━━━━━ Supplied text ━━━━━
Based on these observations, SEB robustness must be evaluated for both JFET and channel impact positions when assessing the effect of the buffer layer and BOX implant profile for the P-well region.

3.3.3. Thermal Boundaries

For electro-thermal simulations, the following thermal boundary conditions were applied. An initial ambient temperature of 300 K was assumed. Although the absolute temperature peak depends on the initial temperature, a larger temperature increase (ΔT) is generally obtained when starting from lower ambient temperatures [7]. A Dirichlet boundary condition (T = 300 K) was applied at the drain contact assuming that the substrate volume is sufficiently large to absorb the dissipated energy without significant temperature rise during the transient. Neumann (adiabatic) boundary conditions were imposed at the lateral boundaries and at the aluminum–air interface, assuming negligible heat exchange within the nanosecond time scale of the simulated event.

3.3.4. Limitations of 2D Simulation

All ion impact simulations were performed using a two-dimensional (2D) device model, as is common in device-level numerical analysis. As a consequence, cylindrical effects associated with the radial symmetry of ion-induced charge deposition cannot be fully captured. However, because the regions of the cell influenced by the transient have micrometer-scale dimensions and the ion-track radius is approximately 0.05 µm (several times smaller than the JFET or channel regions), no significant deviation in the overall SEB mechanisms is expected. Nevertheless, the absolute values of temperature and current obtained from the simulations should be regarded as qualitative. For this reason, the effects of the buffer layer and the BOX implant are discussed exclusively in relative terms, focusing on comparative trends rather than absolute thresholds.

4. Buffer Layer Effects on VDMOS Structure

The most common approach reported in the literature to enhance SEB robustness in VDMOS power devices is the introduction of a buffer layer between the N⁻ epitaxial layer and the N⁺ substrate [11,24]. This structural modification provides several benefits, among which two effects are particularly relevant for SEB mitigation:

• It reduces electron–hole pair generation by impact ionization at the N⁻/N⁺ junction during the plasma track formation, since the electric field peak at this junction is reduced.
• It increases the second breakdown voltage (point A to A’ schematically shown in Figure 7) via the reduction in the electric field at the N⁻/N⁺ junction due to a decrease in effective charge density $\left|\mathsf{\rho }\right|=\mathrm{q}\left[{\displaystyle \frac{\mathrm{J}}{\mathrm{q}{\mathrm{v}}_{\mathrm{s}\mathrm{a}\mathrm{t}}}}-{\mathrm{N}}_{\mathrm{D}}\right]$ [11]. This allows the device to operate at higher V_DS, thereby preventing ion impacts from driving the device toward a high-current operating point (SEB).
━━━━━ Information supplied ━━━━━
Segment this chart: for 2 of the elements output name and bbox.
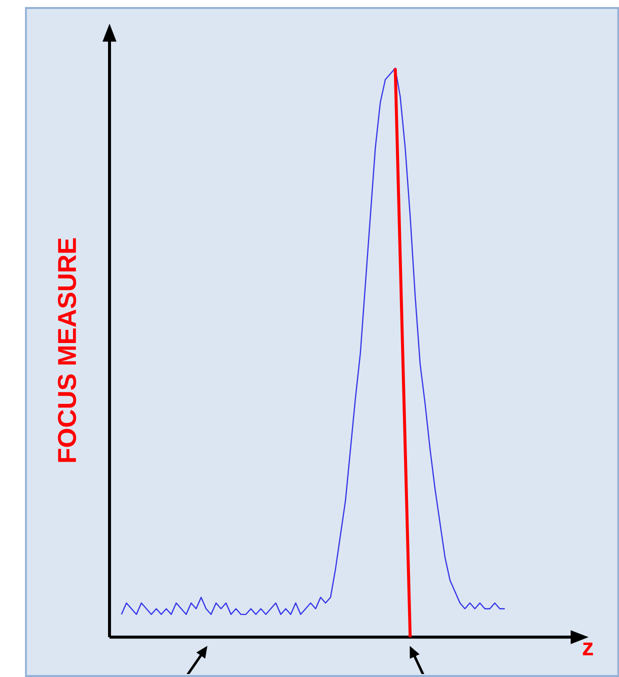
x-axis-title: z [582,642,593,656]
y-axis-title: FOCUS MEASURE [58,238,76,462]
━━━━━
> What this exercise asks
1. According to the passage on SEB simulation, what is the approximate ion-track radius?
2. Write out the stretch of the passage on SEB simulation from "All ion impact" through "than absolute thresholds.", swapping "qualitative" for "indicative".

> Answers to each task
1. Approximately 0.05 µm.

2.
All ion impact simulations were performed using a two-dimensional (2D) device model, as is common in device-level numerical analysis. As a consequence, cylindrical effects associated with the radial symmetry of ion-induced charge deposition cannot be fully captured. However, because the regions of the cell influenced by the transient have micrometer-scale dimensions and the ion-track radius is approximately 0.05 µm (several times smaller than the JFET or channel regions), no significant deviation in the overall SEB mechanisms is expected. Nevertheless, the absolute values of temperature and current obtained from the simulations should be regarded as indicative. For this reason, the effects of the buffer layer and the BOX implant are discussed exclusively in relative terms, focusing on comparative trends rather than absolute thresholds.